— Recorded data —
= = = = = = =

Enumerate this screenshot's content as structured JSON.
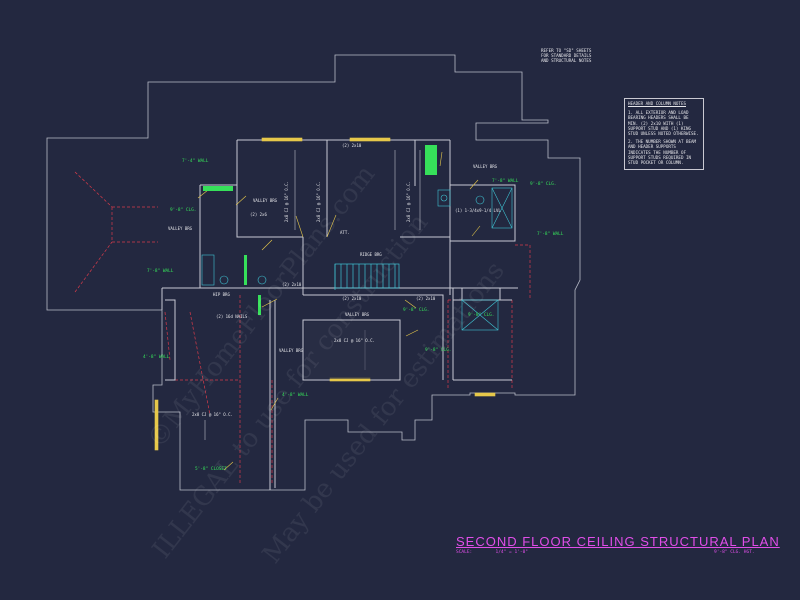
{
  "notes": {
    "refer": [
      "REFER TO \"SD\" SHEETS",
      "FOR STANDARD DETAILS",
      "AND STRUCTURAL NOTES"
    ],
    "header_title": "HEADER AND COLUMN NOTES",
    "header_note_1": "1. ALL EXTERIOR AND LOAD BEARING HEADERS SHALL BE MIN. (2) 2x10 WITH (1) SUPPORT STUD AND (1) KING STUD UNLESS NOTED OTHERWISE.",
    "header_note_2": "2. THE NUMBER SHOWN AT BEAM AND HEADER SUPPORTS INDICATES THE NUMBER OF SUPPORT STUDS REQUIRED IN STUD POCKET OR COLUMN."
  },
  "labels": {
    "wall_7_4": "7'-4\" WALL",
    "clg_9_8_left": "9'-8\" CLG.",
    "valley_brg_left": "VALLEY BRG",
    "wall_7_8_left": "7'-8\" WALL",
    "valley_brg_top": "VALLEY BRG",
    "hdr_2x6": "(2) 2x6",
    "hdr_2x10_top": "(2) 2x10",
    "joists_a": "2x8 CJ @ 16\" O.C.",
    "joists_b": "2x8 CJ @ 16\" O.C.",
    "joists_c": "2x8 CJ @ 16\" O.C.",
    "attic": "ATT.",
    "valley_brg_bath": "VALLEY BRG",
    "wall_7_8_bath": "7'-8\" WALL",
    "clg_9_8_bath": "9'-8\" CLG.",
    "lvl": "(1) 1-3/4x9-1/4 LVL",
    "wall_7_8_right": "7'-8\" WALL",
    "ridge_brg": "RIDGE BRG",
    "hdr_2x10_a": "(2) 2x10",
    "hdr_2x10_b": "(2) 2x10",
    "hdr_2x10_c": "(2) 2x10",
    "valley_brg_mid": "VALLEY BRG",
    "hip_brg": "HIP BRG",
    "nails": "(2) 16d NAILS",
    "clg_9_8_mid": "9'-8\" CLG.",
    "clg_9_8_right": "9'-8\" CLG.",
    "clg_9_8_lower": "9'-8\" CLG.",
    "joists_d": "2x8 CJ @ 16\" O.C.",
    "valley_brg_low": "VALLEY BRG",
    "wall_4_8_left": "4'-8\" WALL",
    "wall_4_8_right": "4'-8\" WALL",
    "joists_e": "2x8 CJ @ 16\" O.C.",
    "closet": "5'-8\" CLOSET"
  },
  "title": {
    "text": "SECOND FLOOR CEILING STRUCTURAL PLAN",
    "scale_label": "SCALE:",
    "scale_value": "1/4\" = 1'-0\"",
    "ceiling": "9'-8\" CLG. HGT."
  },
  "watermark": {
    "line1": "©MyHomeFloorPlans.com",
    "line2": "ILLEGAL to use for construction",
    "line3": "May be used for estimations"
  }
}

= = = = = = =

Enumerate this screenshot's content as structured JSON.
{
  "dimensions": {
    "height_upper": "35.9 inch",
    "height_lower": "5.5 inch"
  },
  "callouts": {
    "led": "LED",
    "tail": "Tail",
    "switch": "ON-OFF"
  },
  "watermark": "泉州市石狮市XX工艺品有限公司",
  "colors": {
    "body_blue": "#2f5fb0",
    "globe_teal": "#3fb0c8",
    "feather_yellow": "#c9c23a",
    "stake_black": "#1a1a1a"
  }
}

= = = = = = =

— STATED TASK —
Filter the data for the string "inch" and copy every line that has it.

— WRITTEN REPLY —
    "height_upper": "35.9 inch",
    "height_lower": "5.5 inch"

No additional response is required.